══ MATERIAL PROVIDED
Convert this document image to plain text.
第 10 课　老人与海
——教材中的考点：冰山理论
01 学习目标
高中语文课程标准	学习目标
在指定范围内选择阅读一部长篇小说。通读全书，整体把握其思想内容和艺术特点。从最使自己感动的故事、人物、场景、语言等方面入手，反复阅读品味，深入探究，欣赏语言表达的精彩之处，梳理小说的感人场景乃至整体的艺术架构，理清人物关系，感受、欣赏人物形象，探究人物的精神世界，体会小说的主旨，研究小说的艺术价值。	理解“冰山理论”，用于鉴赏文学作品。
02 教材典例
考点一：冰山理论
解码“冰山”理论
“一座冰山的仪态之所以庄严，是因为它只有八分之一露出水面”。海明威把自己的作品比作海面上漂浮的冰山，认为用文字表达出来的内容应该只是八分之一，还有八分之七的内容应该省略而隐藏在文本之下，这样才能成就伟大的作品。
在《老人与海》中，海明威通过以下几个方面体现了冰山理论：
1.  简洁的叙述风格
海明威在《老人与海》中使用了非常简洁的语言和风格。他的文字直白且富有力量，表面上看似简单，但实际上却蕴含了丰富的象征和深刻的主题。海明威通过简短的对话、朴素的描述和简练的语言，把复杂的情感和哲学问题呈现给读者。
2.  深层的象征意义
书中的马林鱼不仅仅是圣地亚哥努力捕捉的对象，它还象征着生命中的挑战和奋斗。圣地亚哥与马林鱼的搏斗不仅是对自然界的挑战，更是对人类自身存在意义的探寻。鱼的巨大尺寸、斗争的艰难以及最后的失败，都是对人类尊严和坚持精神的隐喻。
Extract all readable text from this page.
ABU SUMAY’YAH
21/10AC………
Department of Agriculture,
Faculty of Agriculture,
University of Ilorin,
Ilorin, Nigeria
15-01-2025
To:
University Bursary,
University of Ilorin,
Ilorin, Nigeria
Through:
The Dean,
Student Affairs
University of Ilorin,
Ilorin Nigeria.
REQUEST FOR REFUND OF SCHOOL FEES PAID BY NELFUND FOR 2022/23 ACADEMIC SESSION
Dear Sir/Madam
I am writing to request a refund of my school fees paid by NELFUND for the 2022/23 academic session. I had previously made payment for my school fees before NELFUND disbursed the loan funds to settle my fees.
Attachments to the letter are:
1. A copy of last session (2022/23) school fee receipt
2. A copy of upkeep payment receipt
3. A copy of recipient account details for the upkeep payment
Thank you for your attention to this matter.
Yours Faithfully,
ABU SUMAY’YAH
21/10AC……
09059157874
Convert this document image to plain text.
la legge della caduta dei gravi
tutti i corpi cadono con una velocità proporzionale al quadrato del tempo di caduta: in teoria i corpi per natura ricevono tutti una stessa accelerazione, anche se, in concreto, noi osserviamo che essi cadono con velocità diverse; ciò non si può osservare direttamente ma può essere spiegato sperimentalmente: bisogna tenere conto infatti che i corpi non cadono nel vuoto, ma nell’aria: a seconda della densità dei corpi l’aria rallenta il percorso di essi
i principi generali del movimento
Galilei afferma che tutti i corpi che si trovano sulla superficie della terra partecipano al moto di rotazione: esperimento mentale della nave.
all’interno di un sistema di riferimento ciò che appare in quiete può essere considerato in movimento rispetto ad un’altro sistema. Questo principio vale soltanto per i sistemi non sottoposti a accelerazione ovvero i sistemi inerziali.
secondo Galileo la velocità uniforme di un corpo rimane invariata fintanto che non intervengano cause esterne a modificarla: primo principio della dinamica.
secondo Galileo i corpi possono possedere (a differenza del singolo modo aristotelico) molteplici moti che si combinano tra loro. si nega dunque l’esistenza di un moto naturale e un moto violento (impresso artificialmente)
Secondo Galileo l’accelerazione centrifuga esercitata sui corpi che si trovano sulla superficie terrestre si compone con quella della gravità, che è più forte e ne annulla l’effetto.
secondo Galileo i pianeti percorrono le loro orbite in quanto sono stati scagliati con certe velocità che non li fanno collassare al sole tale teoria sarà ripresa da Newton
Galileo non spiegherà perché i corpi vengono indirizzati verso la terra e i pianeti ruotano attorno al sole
════
**WHAT YOU HAVE TO DO**
Pick each line holding the word "pianeti" out of the listing.

**COMPLETED TASK**
secondo Galileo i pianeti percorrono le loro orbite in quanto sono stati scagliati con certe velocità che non li fanno collassare al sole tale teoria sarà ripresa da Newton
Galileo non spiegherà perché i corpi vengono indirizzati verso la terra e i pianeti ruotano attorno al sole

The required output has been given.